本文抜粋 -
━━━━━━━━

「あなたの魂に安らぎあれ」
神林長平
「戦闘妖精雪風」など日本SFのすっかり実力者の長編デビュー作です。
核戦争後の火星に暮らす人類は地表に住む有機アンドロイドに養われながら、地下都市での生活を余儀なくされていた。人々は生きる目的を模索しつつ幻の生活を続けていたが、破壊神の来襲の予言がアンドロイドと人間との関係性に変化をもたらしていく…。

━━━━━━━━

ボックス注釈データ:
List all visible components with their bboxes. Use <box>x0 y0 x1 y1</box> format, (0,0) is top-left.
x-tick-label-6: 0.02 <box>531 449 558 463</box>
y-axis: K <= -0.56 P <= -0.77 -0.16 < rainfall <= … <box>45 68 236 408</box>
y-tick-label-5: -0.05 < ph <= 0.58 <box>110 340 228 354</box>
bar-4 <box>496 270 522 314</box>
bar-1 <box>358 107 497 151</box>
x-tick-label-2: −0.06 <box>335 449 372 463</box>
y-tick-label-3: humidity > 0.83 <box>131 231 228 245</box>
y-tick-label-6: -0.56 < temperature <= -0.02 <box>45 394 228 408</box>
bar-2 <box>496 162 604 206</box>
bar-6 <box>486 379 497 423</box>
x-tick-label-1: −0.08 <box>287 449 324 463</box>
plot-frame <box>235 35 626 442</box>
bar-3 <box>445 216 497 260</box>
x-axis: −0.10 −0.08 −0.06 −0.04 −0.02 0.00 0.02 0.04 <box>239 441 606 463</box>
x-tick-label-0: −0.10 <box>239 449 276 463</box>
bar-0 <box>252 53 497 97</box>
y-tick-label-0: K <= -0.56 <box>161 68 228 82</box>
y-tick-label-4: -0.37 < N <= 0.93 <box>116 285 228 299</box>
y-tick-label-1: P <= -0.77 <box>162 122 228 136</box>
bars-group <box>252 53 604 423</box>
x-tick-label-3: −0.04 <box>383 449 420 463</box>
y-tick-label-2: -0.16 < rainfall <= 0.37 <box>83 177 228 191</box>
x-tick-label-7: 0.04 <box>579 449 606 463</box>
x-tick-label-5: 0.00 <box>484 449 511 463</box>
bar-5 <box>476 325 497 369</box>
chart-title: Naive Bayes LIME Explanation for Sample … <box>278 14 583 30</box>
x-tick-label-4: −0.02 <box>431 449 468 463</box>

━━━━━━━━

指示文 -
本文抜粋のあらすじに出てくる場所をすべて挙げてください。

出力結果 -
火星、地表、地下都市